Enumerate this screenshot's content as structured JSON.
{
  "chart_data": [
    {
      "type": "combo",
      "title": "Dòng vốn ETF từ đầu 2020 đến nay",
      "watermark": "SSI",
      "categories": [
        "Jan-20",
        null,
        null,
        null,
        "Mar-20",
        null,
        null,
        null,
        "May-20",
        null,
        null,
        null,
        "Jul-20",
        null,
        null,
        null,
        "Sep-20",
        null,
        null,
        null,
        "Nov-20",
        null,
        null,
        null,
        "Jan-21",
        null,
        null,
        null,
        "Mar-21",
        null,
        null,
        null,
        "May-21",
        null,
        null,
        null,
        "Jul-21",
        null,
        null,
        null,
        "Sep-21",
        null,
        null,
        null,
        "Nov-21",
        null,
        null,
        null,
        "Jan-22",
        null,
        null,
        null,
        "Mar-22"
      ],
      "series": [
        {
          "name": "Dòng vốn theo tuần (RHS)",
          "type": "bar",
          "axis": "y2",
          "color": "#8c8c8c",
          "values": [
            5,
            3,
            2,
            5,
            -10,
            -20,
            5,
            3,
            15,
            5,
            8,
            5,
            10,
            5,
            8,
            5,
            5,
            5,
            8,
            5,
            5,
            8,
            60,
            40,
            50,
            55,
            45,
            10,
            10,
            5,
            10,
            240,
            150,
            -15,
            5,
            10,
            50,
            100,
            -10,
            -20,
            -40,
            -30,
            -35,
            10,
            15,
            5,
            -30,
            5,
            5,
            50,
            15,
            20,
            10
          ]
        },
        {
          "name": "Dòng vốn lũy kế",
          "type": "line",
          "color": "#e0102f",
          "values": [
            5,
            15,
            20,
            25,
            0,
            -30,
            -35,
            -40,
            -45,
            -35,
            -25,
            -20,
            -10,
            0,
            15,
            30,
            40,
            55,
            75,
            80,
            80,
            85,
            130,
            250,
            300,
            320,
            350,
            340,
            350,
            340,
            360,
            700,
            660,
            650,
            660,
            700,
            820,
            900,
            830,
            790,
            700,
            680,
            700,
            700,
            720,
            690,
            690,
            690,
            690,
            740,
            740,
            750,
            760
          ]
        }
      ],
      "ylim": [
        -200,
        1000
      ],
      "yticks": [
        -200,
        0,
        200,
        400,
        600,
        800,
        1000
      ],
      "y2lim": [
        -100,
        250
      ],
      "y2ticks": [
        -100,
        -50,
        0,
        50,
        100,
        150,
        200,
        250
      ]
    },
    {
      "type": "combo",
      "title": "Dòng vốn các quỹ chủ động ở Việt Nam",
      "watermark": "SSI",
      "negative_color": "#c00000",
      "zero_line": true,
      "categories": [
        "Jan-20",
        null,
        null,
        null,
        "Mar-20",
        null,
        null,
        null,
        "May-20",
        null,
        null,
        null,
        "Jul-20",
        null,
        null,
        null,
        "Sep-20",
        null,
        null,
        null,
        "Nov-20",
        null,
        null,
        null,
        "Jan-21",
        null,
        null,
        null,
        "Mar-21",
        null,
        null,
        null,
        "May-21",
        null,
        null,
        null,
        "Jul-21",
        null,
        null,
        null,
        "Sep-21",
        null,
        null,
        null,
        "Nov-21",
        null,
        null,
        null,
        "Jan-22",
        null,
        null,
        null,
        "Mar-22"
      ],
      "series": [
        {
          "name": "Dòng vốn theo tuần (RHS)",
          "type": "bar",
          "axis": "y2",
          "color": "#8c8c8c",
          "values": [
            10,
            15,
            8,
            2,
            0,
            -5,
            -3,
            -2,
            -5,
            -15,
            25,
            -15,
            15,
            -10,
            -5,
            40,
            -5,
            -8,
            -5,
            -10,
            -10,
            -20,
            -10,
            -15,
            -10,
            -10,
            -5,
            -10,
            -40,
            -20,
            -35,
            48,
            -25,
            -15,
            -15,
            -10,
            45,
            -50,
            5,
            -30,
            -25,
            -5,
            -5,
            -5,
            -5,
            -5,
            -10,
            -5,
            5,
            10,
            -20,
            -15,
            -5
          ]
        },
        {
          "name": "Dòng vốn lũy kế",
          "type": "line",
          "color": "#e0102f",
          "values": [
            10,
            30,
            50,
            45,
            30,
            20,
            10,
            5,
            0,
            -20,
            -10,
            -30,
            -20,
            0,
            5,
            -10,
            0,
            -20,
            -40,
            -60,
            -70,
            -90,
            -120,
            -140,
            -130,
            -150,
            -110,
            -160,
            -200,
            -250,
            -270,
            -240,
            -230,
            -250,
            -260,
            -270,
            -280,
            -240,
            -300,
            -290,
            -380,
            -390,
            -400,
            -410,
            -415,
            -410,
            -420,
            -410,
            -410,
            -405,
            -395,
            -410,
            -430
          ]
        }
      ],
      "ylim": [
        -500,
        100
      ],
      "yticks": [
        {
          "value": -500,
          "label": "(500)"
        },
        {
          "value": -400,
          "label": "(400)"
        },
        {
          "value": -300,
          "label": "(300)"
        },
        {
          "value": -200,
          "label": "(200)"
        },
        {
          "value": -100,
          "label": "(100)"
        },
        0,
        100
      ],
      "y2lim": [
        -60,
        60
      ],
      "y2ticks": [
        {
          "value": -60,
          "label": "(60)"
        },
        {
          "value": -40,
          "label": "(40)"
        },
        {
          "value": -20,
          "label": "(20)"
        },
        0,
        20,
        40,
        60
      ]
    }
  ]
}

- **Given exercise**: Write out every line exactly as it stands.

- **Response to the exercise**:
Enumerate this screenshot's content as structured JSON.
{
  "chart_data": [
    {
      "type": "combo",
      "title": "Dòng vốn ETF từ đầu 2020 đến nay",
      "watermark": "SSI",
      "categories": [
        "Jan-20",
        null,
        null,
        null,
        "Mar-20",
        null,
        null,
        null,
        "May-20",
        null,
        null,
        null,
        "Jul-20",
        null,
        null,
        null,
        "Sep-20",
        null,
        null,
        null,
        "Nov-20",
        null,
        null,
        null,
        "Jan-21",
        null,
        null,
        null,
        "Mar-21",
        null,
        null,
        null,
        "May-21",
        null,
        null,
        null,
        "Jul-21",
        null,
        null,
        null,
        "Sep-21",
        null,
        null,
        null,
        "Nov-21",
        null,
        null,
        null,
        "Jan-22",
        null,
        null,
        null,
        "Mar-22"
      ],
      "series": [
        {
          "name": "Dòng vốn theo tuần (RHS)",
          "type": "bar",
          "axis": "y2",
          "color": "#8c8c8c",
          "values": [
            5,
            3,
            2,
            5,
            -10,
            -20,
            5,
            3,
            15,
            5,
            8,
            5,
            10,
            5,
            8,
            5,
            5,
            5,
            8,
            5,
            5,
            8,
            60,
            40,
            50,
            55,
            45,
            10,
            10,
            5,
            10,
            240,
            150,
            -15,
            5,
            10,
            50,
            100,
            -10,
            -20,
            -40,
            -30,
            -35,
            10,
            15,
            5,
            -30,
            5,
            5,
            50,
            15,
            20,
            10
          ]
        },
        {
          "name": "Dòng vốn lũy kế",
          "type": "line",
          "color": "#e0102f",
          "values": [
            5,
            15,
            20,
            25,
            0,
            -30,
            -35,
            -40,
            -45,
            -35,
            -25,
            -20,
            -10,
            0,
            15,
            30,
            40,
            55,
            75,
            80,
            80,
            85,
            130,
            250,
            300,
            320,
            350,
            340,
            350,
            340,
            360,
            700,
            660,
            650,
            660,
            700,
            820,
            900,
            830,
            790,
            700,
            680,
            700,
            700,
            720,
            690,
            690,
            690,
            690,
            740,
            740,
            750,
            760
          ]
        }
      ],
      "ylim": [
        -200,
        1000
      ],
      "yticks": [
        -200,
        0,
        200,
        400,
        600,
        800,
        1000
      ],
      "y2lim": [
        -100,
        250
      ],
      "y2ticks": [
        -100,
        -50,
        0,
        50,
        100,
        150,
        200,
        250
      ]
    },
    {
      "type": "combo",
      "title": "Dòng vốn các quỹ chủ động ở Việt Nam",
      "watermark": "SSI",
      "negative_color": "#c00000",
      "zero_line": true,
      "categories": [
        "Jan-20",
        null,
        null,
        null,
        "Mar-20",
        null,
        null,
        null,
        "May-20",
        null,
        null,
        null,
        "Jul-20",
        null,
        null,
        null,
        "Sep-20",
        null,
        null,
        null,
        "Nov-20",
        null,
        null,
        null,
        "Jan-21",
        null,
        null,
        null,
        "Mar-21",
        null,
        null,
        null,
        "May-21",
        null,
        null,
        null,
        "Jul-21",
        null,
        null,
        null,
        "Sep-21",
        null,
        null,
        null,
        "Nov-21",
        null,
        null,
        null,
        "Jan-22",
        null,
        null,
        null,
        "Mar-22"
      ],
      "series": [
        {
          "name": "Dòng vốn theo tuần (RHS)",
          "type": "bar",
          "axis": "y2",
          "color": "#8c8c8c",
          "values": [
            10,
            15,
            8,
            2,
            0,
            -5,
            -3,
            -2,
            -5,
            -15,
            25,
            -15,
            15,
            -10,
            -5,
            40,
            -5,
            -8,
            -5,
            -10,
            -10,
            -20,
            -10,
            -15,
            -10,
            -10,
            -5,
            -10,
            -40,
            -20,
            -35,
            48,
            -25,
            -15,
            -15,
            -10,
            45,
            -50,
            5,
            -30,
            -25,
            -5,
            -5,
            -5,
            -5,
            -5,
            -10,
            -5,
            5,
            10,
            -20,
            -15,
            -5
          ]
        },
        {
          "name": "Dòng vốn lũy kế",
          "type": "line",
          "color": "#e0102f",
          "values": [
            10,
            30,
            50,
            45,
            30,
            20,
            10,
            5,
            0,
            -20,
            -10,
            -30,
            -20,
            0,
            5,
            -10,
            0,
            -20,
            -40,
            -60,
            -70,
            -90,
            -120,
            -140,
            -130,
            -150,
            -110,
            -160,
            -200,
            -250,
            -270,
            -240,
            -230,
            -250,
            -260,
            -270,
            -280,
            -240,
            -300,
            -290,
            -380,
            -390,
            -400,
            -410,
            -415,
            -410,
            -420,
            -410,
            -410,
            -405,
            -395,
            -410,
            -430
          ]
        }
      ],
      "ylim": [
        -500,
        100
      ],
      "yticks": [
        {
          "value": -500,
          "label": "(500)"
        },
        {
          "value": -400,
          "label": "(400)"
        },
        {
          "value": -300,
          "label": "(300)"
        },
        {
          "value": -200,
          "label": "(200)"
        },
        {
          "value": -100,
          "label": "(100)"
        },
        0,
        100
      ],
      "y2lim": [
        -60,
        60
      ],
      "y2ticks": [
        {
          "value": -60,
          "label": "(60)"
        },
        {
          "value": -40,
          "label": "(40)"
        },
        {
          "value": -20,
          "label": "(20)"
        },
        0,
        20,
        40,
        60
      ]
    }
  ]
}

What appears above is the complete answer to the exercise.